(Data records)
——————

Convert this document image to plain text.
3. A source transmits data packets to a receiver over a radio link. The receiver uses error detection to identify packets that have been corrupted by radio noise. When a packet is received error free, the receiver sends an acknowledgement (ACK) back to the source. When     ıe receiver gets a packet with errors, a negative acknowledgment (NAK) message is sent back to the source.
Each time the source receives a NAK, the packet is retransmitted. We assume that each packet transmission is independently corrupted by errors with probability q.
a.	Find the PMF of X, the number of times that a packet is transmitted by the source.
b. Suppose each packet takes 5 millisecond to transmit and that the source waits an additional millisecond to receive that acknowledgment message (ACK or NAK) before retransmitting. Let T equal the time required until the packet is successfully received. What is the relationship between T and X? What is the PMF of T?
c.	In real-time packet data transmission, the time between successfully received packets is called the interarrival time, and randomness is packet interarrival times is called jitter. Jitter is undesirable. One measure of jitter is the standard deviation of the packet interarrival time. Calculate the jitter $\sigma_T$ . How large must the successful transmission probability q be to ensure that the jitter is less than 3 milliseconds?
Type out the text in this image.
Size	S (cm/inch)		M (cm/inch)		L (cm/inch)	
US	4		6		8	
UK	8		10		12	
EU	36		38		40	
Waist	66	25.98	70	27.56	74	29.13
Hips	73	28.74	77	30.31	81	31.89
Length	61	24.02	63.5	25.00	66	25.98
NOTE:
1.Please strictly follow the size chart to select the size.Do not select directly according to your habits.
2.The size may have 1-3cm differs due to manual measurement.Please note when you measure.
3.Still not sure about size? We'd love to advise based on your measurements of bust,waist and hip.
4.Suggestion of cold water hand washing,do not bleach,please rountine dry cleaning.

——————

_THE PROBLEM_
Return the entries above exactly as they appear.

_REPLY TO THE EXERCISE_
Convert this document image to plain text.
3. A source transmits data packets to a receiver over a radio link. The receiver uses error detection to identify packets that have been corrupted by radio noise. When a packet is received error free, the receiver sends an acknowledgement (ACK) back to the source. When     ıe receiver gets a packet with errors, a negative acknowledgment (NAK) message is sent back to the source.
Each time the source receives a NAK, the packet is retransmitted. We assume that each packet transmission is independently corrupted by errors with probability q.
a.	Find the PMF of X, the number of times that a packet is transmitted by the source.
b. Suppose each packet takes 5 millisecond to transmit and that the source waits an additional millisecond to receive that acknowledgment message (ACK or NAK) before retransmitting. Let T equal the time required until the packet is successfully received. What is the relationship between T and X? What is the PMF of T?
c.	In real-time packet data transmission, the time between successfully received packets is called the interarrival time, and randomness is packet interarrival times is called jitter. Jitter is undesirable. One measure of jitter is the standard deviation of the packet interarrival time. Calculate the jitter $\sigma_T$ . How large must the successful transmission probability q be to ensure that the jitter is less than 3 milliseconds?
Type out the text in this image.
Size	S (cm/inch)		M (cm/inch)		L (cm/inch)	
US	4		6		8	
UK	8		10		12	
EU	36		38		40	
Waist	66	25.98	70	27.56	74	29.13
Hips	73	28.74	77	30.31	81	31.89
Length	61	24.02	63.5	25.00	66	25.98
NOTE:
1.Please strictly follow the size chart to select the size.Do not select directly according to your habits.
2.The size may have 1-3cm differs due to manual measurement.Please note when you measure.
3.Still not sure about size? We'd love to advise based on your measurements of bust,waist and hip.
4.Suggestion of cold water hand washing,do not bleach,please rountine dry cleaning.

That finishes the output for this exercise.